**WHAT IS ASKED**
In full and without deviation, write out the entries that follow.

>> Begin

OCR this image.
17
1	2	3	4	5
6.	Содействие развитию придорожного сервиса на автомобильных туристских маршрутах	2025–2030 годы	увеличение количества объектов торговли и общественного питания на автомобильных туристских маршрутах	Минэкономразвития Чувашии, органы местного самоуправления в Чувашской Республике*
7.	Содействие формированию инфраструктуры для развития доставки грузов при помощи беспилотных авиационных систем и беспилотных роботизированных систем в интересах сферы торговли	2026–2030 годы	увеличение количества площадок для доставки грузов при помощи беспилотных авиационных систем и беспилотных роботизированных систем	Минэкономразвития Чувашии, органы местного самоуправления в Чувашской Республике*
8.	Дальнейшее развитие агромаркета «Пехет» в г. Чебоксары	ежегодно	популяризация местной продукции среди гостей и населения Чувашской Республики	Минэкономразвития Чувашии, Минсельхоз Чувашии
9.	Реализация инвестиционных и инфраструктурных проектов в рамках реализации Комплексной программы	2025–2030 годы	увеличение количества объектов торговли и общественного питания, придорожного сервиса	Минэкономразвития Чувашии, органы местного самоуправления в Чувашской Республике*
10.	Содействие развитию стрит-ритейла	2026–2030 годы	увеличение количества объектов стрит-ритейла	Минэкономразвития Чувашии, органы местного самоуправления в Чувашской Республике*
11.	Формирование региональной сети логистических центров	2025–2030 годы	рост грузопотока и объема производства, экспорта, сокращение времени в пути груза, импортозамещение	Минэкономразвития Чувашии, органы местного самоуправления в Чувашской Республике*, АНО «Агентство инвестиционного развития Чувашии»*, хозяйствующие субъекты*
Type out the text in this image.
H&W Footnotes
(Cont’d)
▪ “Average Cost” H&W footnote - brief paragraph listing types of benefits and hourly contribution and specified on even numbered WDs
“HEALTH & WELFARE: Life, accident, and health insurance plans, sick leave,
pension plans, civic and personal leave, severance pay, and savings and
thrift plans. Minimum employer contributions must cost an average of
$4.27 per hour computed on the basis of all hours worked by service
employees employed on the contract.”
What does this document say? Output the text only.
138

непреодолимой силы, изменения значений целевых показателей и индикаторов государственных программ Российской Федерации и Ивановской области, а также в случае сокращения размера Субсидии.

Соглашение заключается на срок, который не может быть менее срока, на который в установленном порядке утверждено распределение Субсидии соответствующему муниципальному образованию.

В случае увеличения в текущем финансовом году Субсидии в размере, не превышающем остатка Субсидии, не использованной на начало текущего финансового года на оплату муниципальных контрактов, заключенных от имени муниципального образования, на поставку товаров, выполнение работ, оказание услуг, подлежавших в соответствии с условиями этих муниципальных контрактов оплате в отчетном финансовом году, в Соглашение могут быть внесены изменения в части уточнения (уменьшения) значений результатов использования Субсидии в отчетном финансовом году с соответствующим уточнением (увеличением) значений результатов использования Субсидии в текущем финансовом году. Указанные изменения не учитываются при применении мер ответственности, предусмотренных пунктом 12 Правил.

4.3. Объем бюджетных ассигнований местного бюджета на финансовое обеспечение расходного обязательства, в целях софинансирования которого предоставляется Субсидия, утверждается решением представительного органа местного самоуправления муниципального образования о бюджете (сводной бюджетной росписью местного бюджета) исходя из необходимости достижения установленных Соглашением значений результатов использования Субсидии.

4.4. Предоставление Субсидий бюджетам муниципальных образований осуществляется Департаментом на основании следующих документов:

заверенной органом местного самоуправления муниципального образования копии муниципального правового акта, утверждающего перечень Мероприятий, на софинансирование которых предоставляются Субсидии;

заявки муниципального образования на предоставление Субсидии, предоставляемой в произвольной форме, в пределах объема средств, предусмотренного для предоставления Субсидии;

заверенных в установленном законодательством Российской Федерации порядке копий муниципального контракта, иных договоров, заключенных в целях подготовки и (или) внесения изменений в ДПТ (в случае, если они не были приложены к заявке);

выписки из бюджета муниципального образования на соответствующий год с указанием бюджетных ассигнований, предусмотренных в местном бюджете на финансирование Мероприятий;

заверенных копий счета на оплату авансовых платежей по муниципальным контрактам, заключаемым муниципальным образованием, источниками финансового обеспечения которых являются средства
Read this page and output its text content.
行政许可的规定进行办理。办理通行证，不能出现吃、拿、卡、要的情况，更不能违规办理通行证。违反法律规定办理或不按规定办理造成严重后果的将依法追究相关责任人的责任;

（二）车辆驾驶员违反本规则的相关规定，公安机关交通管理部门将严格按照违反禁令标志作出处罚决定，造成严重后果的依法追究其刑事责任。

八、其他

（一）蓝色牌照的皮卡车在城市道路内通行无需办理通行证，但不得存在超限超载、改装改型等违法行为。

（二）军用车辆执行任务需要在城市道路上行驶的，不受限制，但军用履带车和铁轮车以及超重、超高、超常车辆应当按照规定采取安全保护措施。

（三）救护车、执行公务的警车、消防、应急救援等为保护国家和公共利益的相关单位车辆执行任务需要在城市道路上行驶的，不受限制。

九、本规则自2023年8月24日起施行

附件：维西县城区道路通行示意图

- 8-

>> End

**RESPONSE**
OCR this image.
17
1	2	3	4	5
6.	Содействие развитию придорожного сервиса на автомобильных туристских маршрутах	2025–2030 годы	увеличение количества объектов торговли и общественного питания на автомобильных туристских маршрутах	Минэкономразвития Чувашии, органы местного самоуправления в Чувашской Республике*
7.	Содействие формированию инфраструктуры для развития доставки грузов при помощи беспилотных авиационных систем и беспилотных роботизированных систем в интересах сферы торговли	2026–2030 годы	увеличение количества площадок для доставки грузов при помощи беспилотных авиационных систем и беспилотных роботизированных систем	Минэкономразвития Чувашии, органы местного самоуправления в Чувашской Республике*
8.	Дальнейшее развитие агромаркета «Пехет» в г. Чебоксары	ежегодно	популяризация местной продукции среди гостей и населения Чувашской Республики	Минэкономразвития Чувашии, Минсельхоз Чувашии
9.	Реализация инвестиционных и инфраструктурных проектов в рамках реализации Комплексной программы	2025–2030 годы	увеличение количества объектов торговли и общественного питания, придорожного сервиса	Минэкономразвития Чувашии, органы местного самоуправления в Чувашской Республике*
10.	Содействие развитию стрит-ритейла	2026–2030 годы	увеличение количества объектов стрит-ритейла	Минэкономразвития Чувашии, органы местного самоуправления в Чувашской Республике*
11.	Формирование региональной сети логистических центров	2025–2030 годы	рост грузопотока и объема производства, экспорта, сокращение времени в пути груза, импортозамещение	Минэкономразвития Чувашии, органы местного самоуправления в Чувашской Республике*, АНО «Агентство инвестиционного развития Чувашии»*, хозяйствующие субъекты*
Type out the text in this image.
H&W Footnotes
(Cont’d)
▪ “Average Cost” H&W footnote - brief paragraph listing types of benefits and hourly contribution and specified on even numbered WDs
“HEALTH & WELFARE: Life, accident, and health insurance plans, sick leave,
pension plans, civic and personal leave, severance pay, and savings and
thrift plans. Minimum employer contributions must cost an average of
$4.27 per hour computed on the basis of all hours worked by service
employees employed on the contract.”
What does this document say? Output the text only.
138

непреодолимой силы, изменения значений целевых показателей и индикаторов государственных программ Российской Федерации и Ивановской области, а также в случае сокращения размера Субсидии.

Соглашение заключается на срок, который не может быть менее срока, на который в установленном порядке утверждено распределение Субсидии соответствующему муниципальному образованию.

В случае увеличения в текущем финансовом году Субсидии в размере, не превышающем остатка Субсидии, не использованной на начало текущего финансового года на оплату муниципальных контрактов, заключенных от имени муниципального образования, на поставку товаров, выполнение работ, оказание услуг, подлежавших в соответствии с условиями этих муниципальных контрактов оплате в отчетном финансовом году, в Соглашение могут быть внесены изменения в части уточнения (уменьшения) значений результатов использования Субсидии в отчетном финансовом году с соответствующим уточнением (увеличением) значений результатов использования Субсидии в текущем финансовом году. Указанные изменения не учитываются при применении мер ответственности, предусмотренных пунктом 12 Правил.

4.3. Объем бюджетных ассигнований местного бюджета на финансовое обеспечение расходного обязательства, в целях софинансирования которого предоставляется Субсидия, утверждается решением представительного органа местного самоуправления муниципального образования о бюджете (сводной бюджетной росписью местного бюджета) исходя из необходимости достижения установленных Соглашением значений результатов использования Субсидии.

4.4. Предоставление Субсидий бюджетам муниципальных образований осуществляется Департаментом на основании следующих документов:

заверенной органом местного самоуправления муниципального образования копии муниципального правового акта, утверждающего перечень Мероприятий, на софинансирование которых предоставляются Субсидии;

заявки муниципального образования на предоставление Субсидии, предоставляемой в произвольной форме, в пределах объема средств, предусмотренного для предоставления Субсидии;

заверенных в установленном законодательством Российской Федерации порядке копий муниципального контракта, иных договоров, заключенных в целях подготовки и (или) внесения изменений в ДПТ (в случае, если они не были приложены к заявке);

выписки из бюджета муниципального образования на соответствующий год с указанием бюджетных ассигнований, предусмотренных в местном бюджете на финансирование Мероприятий;

заверенных копий счета на оплату авансовых платежей по муниципальным контрактам, заключаемым муниципальным образованием, источниками финансового обеспечения которых являются средства
Read this page and output its text content.
行政许可的规定进行办理。办理通行证，不能出现吃、拿、卡、要的情况，更不能违规办理通行证。违反法律规定办理或不按规定办理造成严重后果的将依法追究相关责任人的责任;

（二）车辆驾驶员违反本规则的相关规定，公安机关交通管理部门将严格按照违反禁令标志作出处罚决定，造成严重后果的依法追究其刑事责任。

八、其他

（一）蓝色牌照的皮卡车在城市道路内通行无需办理通行证，但不得存在超限超载、改装改型等违法行为。

（二）军用车辆执行任务需要在城市道路上行驶的，不受限制，但军用履带车和铁轮车以及超重、超高、超常车辆应当按照规定采取安全保护措施。

（三）救护车、执行公务的警车、消防、应急救援等为保护国家和公共利益的相关单位车辆执行任务需要在城市道路上行驶的，不受限制。

九、本规则自2023年8月24日起施行

附件：维西县城区道路通行示意图

- 8-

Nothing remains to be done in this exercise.